**EXERCISE AIM:** Copy each line in which the string "ylabel" occurs.

--- start of RECORDS SHOWN ---

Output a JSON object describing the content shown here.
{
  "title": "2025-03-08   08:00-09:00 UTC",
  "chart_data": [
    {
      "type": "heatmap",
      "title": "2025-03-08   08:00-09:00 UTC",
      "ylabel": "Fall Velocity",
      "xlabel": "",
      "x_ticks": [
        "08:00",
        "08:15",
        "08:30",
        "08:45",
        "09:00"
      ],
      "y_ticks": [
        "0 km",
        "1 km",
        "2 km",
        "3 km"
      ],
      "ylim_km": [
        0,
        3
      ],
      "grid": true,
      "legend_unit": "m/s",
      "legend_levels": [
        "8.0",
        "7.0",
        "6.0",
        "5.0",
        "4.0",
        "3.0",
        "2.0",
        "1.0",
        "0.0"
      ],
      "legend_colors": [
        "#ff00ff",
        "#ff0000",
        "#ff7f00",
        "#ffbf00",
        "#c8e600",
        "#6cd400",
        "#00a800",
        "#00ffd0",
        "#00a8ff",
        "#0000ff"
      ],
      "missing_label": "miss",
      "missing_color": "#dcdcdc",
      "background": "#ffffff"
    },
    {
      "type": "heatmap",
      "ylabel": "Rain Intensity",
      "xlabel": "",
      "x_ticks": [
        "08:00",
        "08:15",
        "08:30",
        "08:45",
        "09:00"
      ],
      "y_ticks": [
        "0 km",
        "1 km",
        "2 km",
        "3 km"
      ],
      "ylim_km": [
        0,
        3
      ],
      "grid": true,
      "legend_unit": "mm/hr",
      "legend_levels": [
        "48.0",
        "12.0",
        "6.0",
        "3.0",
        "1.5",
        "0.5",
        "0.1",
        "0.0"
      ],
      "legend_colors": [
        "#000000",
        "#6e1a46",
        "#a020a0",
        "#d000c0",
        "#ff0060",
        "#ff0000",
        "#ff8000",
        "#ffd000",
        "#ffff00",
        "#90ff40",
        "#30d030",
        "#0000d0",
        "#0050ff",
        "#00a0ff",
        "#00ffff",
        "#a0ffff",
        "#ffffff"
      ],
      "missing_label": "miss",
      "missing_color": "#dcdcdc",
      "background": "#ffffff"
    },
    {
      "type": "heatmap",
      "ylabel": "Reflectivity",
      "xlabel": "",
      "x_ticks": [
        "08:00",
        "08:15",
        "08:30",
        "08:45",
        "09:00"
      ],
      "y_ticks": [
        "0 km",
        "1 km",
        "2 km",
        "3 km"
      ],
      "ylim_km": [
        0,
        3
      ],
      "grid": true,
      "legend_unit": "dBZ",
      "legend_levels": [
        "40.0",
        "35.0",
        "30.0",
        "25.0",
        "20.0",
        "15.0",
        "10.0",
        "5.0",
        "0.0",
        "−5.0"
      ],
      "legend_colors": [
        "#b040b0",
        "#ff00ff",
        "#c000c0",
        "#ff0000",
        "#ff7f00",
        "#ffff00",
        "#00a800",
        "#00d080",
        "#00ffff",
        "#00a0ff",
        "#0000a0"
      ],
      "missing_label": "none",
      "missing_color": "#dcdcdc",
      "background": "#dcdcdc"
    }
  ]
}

--- end of RECORDS SHOWN ---

**WRITTEN RESPONSE:**
      "ylabel": "Fall Velocity",
      "ylabel": "Rain Intensity",
      "ylabel": "Reflectivity",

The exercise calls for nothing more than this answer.